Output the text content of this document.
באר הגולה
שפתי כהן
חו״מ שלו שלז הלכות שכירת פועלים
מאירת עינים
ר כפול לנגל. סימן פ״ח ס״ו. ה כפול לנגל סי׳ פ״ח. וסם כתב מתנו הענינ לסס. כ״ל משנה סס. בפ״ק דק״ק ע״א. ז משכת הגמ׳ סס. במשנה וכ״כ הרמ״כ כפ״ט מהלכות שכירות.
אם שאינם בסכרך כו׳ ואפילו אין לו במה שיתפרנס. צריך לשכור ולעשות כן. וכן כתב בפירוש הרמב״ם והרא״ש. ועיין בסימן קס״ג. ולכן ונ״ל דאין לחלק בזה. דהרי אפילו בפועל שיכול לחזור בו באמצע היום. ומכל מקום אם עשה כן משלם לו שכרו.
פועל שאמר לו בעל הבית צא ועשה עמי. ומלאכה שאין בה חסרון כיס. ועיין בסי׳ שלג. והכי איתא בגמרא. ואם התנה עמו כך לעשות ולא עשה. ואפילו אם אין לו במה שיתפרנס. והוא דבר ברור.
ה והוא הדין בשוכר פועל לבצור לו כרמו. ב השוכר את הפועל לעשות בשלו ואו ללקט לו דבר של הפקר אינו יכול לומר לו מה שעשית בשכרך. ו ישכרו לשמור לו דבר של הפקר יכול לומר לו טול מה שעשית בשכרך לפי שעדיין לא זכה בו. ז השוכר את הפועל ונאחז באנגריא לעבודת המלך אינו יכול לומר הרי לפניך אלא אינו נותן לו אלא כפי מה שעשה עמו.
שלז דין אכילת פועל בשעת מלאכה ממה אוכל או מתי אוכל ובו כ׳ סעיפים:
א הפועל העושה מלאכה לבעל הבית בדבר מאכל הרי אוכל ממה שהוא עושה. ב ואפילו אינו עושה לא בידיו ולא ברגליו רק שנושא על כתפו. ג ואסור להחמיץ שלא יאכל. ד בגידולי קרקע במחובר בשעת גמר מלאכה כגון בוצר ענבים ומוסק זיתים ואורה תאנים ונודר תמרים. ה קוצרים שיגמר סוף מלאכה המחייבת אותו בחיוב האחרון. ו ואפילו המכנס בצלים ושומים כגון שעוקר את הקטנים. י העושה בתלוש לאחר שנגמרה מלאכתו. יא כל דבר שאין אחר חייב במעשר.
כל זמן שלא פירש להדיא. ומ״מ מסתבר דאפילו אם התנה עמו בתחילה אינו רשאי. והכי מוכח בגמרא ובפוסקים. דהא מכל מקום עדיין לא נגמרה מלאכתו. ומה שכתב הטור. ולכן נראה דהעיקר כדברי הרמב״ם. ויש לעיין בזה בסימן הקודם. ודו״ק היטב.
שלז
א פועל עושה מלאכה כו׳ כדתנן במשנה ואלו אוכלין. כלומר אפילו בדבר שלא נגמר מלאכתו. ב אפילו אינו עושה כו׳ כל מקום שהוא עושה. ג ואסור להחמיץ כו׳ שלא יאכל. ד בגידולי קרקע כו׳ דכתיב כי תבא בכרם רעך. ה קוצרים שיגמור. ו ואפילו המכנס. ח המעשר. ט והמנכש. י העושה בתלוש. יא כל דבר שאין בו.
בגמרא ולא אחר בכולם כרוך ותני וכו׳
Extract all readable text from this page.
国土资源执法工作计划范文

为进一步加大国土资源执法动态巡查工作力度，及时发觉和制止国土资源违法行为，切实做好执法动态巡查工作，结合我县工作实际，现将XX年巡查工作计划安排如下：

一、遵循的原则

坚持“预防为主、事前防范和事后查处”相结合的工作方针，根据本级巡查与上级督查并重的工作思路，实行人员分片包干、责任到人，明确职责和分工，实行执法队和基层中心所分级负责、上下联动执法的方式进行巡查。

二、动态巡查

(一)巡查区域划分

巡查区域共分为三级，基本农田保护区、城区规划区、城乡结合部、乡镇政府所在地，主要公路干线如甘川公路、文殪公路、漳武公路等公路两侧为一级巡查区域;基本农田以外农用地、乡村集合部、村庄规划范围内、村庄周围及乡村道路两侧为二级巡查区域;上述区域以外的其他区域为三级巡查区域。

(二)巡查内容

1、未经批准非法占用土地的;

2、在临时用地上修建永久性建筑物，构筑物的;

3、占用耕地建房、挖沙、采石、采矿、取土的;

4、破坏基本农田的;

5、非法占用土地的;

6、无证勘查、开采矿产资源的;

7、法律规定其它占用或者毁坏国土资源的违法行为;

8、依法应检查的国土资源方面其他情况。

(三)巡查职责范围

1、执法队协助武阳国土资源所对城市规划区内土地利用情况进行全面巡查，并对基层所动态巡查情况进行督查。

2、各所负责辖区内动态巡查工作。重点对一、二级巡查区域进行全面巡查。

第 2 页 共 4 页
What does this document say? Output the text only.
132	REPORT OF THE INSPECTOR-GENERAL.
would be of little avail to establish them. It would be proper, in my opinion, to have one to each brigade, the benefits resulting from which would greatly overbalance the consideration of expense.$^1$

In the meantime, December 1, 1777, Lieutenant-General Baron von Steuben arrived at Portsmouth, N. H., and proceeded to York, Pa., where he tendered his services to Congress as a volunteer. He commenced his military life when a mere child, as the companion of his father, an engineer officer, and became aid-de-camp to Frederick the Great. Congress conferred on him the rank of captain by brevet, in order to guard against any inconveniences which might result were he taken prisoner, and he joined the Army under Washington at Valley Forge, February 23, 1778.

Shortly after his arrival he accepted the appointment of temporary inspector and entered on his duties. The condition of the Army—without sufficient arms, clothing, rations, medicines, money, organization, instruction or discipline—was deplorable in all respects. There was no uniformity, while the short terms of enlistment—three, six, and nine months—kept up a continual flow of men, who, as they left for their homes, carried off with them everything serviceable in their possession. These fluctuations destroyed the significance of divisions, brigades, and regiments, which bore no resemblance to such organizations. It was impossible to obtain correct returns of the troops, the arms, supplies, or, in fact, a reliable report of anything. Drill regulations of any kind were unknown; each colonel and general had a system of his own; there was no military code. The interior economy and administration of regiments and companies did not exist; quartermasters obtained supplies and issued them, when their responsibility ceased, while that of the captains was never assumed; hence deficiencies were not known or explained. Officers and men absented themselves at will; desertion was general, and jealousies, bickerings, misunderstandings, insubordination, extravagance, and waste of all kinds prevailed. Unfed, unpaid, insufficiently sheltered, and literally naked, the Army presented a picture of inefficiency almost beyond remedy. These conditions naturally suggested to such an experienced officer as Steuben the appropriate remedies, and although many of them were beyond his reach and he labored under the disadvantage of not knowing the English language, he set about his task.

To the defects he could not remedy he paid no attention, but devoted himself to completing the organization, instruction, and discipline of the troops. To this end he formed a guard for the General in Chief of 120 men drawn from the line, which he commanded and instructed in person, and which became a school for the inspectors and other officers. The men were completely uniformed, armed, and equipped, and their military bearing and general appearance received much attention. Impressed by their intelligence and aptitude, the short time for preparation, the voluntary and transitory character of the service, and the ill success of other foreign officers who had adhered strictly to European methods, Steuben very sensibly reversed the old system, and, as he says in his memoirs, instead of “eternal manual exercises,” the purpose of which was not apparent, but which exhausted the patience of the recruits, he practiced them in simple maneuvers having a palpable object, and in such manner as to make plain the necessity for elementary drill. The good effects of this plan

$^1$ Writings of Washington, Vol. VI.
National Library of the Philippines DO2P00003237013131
# # # #
* TO BE DONE
Please reproduce all of the entries exactly as they stand.

* RIGHT ANSWER
Output the text content of this document.
באר הגולה
שפתי כהן
חו״מ שלו שלז הלכות שכירת פועלים
מאירת עינים
ר כפול לנגל. סימן פ״ח ס״ו. ה כפול לנגל סי׳ פ״ח. וסם כתב מתנו הענינ לסס. כ״ל משנה סס. בפ״ק דק״ק ע״א. ז משכת הגמ׳ סס. במשנה וכ״כ הרמ״כ כפ״ט מהלכות שכירות.
אם שאינם בסכרך כו׳ ואפילו אין לו במה שיתפרנס. צריך לשכור ולעשות כן. וכן כתב בפירוש הרמב״ם והרא״ש. ועיין בסימן קס״ג. ולכן ונ״ל דאין לחלק בזה. דהרי אפילו בפועל שיכול לחזור בו באמצע היום. ומכל מקום אם עשה כן משלם לו שכרו.
פועל שאמר לו בעל הבית צא ועשה עמי. ומלאכה שאין בה חסרון כיס. ועיין בסי׳ שלג. והכי איתא בגמרא. ואם התנה עמו כך לעשות ולא עשה. ואפילו אם אין לו במה שיתפרנס. והוא דבר ברור.
ה והוא הדין בשוכר פועל לבצור לו כרמו. ב השוכר את הפועל לעשות בשלו ואו ללקט לו דבר של הפקר אינו יכול לומר לו מה שעשית בשכרך. ו ישכרו לשמור לו דבר של הפקר יכול לומר לו טול מה שעשית בשכרך לפי שעדיין לא זכה בו. ז השוכר את הפועל ונאחז באנגריא לעבודת המלך אינו יכול לומר הרי לפניך אלא אינו נותן לו אלא כפי מה שעשה עמו.
שלז דין אכילת פועל בשעת מלאכה ממה אוכל או מתי אוכל ובו כ׳ סעיפים:
א הפועל העושה מלאכה לבעל הבית בדבר מאכל הרי אוכל ממה שהוא עושה. ב ואפילו אינו עושה לא בידיו ולא ברגליו רק שנושא על כתפו. ג ואסור להחמיץ שלא יאכל. ד בגידולי קרקע במחובר בשעת גמר מלאכה כגון בוצר ענבים ומוסק זיתים ואורה תאנים ונודר תמרים. ה קוצרים שיגמר סוף מלאכה המחייבת אותו בחיוב האחרון. ו ואפילו המכנס בצלים ושומים כגון שעוקר את הקטנים. י העושה בתלוש לאחר שנגמרה מלאכתו. יא כל דבר שאין אחר חייב במעשר.
כל זמן שלא פירש להדיא. ומ״מ מסתבר דאפילו אם התנה עמו בתחילה אינו רשאי. והכי מוכח בגמרא ובפוסקים. דהא מכל מקום עדיין לא נגמרה מלאכתו. ומה שכתב הטור. ולכן נראה דהעיקר כדברי הרמב״ם. ויש לעיין בזה בסימן הקודם. ודו״ק היטב.
שלז
א פועל עושה מלאכה כו׳ כדתנן במשנה ואלו אוכלין. כלומר אפילו בדבר שלא נגמר מלאכתו. ב אפילו אינו עושה כו׳ כל מקום שהוא עושה. ג ואסור להחמיץ כו׳ שלא יאכל. ד בגידולי קרקע כו׳ דכתיב כי תבא בכרם רעך. ה קוצרים שיגמור. ו ואפילו המכנס. ח המעשר. ט והמנכש. י העושה בתלוש. יא כל דבר שאין בו.
בגמרא ולא אחר בכולם כרוך ותני וכו׳
Extract all readable text from this page.
国土资源执法工作计划范文

为进一步加大国土资源执法动态巡查工作力度，及时发觉和制止国土资源违法行为，切实做好执法动态巡查工作，结合我县工作实际，现将XX年巡查工作计划安排如下：

一、遵循的原则

坚持“预防为主、事前防范和事后查处”相结合的工作方针，根据本级巡查与上级督查并重的工作思路，实行人员分片包干、责任到人，明确职责和分工，实行执法队和基层中心所分级负责、上下联动执法的方式进行巡查。

二、动态巡查

(一)巡查区域划分

巡查区域共分为三级，基本农田保护区、城区规划区、城乡结合部、乡镇政府所在地，主要公路干线如甘川公路、文殪公路、漳武公路等公路两侧为一级巡查区域;基本农田以外农用地、乡村集合部、村庄规划范围内、村庄周围及乡村道路两侧为二级巡查区域;上述区域以外的其他区域为三级巡查区域。

(二)巡查内容

1、未经批准非法占用土地的;

2、在临时用地上修建永久性建筑物，构筑物的;

3、占用耕地建房、挖沙、采石、采矿、取土的;

4、破坏基本农田的;

5、非法占用土地的;

6、无证勘查、开采矿产资源的;

7、法律规定其它占用或者毁坏国土资源的违法行为;

8、依法应检查的国土资源方面其他情况。

(三)巡查职责范围

1、执法队协助武阳国土资源所对城市规划区内土地利用情况进行全面巡查，并对基层所动态巡查情况进行督查。

2、各所负责辖区内动态巡查工作。重点对一、二级巡查区域进行全面巡查。

第 2 页 共 4 页
What does this document say? Output the text only.
132	REPORT OF THE INSPECTOR-GENERAL.
would be of little avail to establish them. It would be proper, in my opinion, to have one to each brigade, the benefits resulting from which would greatly overbalance the consideration of expense.$^1$

In the meantime, December 1, 1777, Lieutenant-General Baron von Steuben arrived at Portsmouth, N. H., and proceeded to York, Pa., where he tendered his services to Congress as a volunteer. He commenced his military life when a mere child, as the companion of his father, an engineer officer, and became aid-de-camp to Frederick the Great. Congress conferred on him the rank of captain by brevet, in order to guard against any inconveniences which might result were he taken prisoner, and he joined the Army under Washington at Valley Forge, February 23, 1778.

Shortly after his arrival he accepted the appointment of temporary inspector and entered on his duties. The condition of the Army—without sufficient arms, clothing, rations, medicines, money, organization, instruction or discipline—was deplorable in all respects. There was no uniformity, while the short terms of enlistment—three, six, and nine months—kept up a continual flow of men, who, as they left for their homes, carried off with them everything serviceable in their possession. These fluctuations destroyed the significance of divisions, brigades, and regiments, which bore no resemblance to such organizations. It was impossible to obtain correct returns of the troops, the arms, supplies, or, in fact, a reliable report of anything. Drill regulations of any kind were unknown; each colonel and general had a system of his own; there was no military code. The interior economy and administration of regiments and companies did not exist; quartermasters obtained supplies and issued them, when their responsibility ceased, while that of the captains was never assumed; hence deficiencies were not known or explained. Officers and men absented themselves at will; desertion was general, and jealousies, bickerings, misunderstandings, insubordination, extravagance, and waste of all kinds prevailed. Unfed, unpaid, insufficiently sheltered, and literally naked, the Army presented a picture of inefficiency almost beyond remedy. These conditions naturally suggested to such an experienced officer as Steuben the appropriate remedies, and although many of them were beyond his reach and he labored under the disadvantage of not knowing the English language, he set about his task.

To the defects he could not remedy he paid no attention, but devoted himself to completing the organization, instruction, and discipline of the troops. To this end he formed a guard for the General in Chief of 120 men drawn from the line, which he commanded and instructed in person, and which became a school for the inspectors and other officers. The men were completely uniformed, armed, and equipped, and their military bearing and general appearance received much attention. Impressed by their intelligence and aptitude, the short time for preparation, the voluntary and transitory character of the service, and the ill success of other foreign officers who had adhered strictly to European methods, Steuben very sensibly reversed the old system, and, as he says in his memoirs, instead of “eternal manual exercises,” the purpose of which was not apparent, but which exhausted the patience of the recruits, he practiced them in simple maneuvers having a palpable object, and in such manner as to make plain the necessity for elementary drill. The good effects of this plan

$^1$ Writings of Washington, Vol. VI.
National Library of the Philippines DO2P00003237013131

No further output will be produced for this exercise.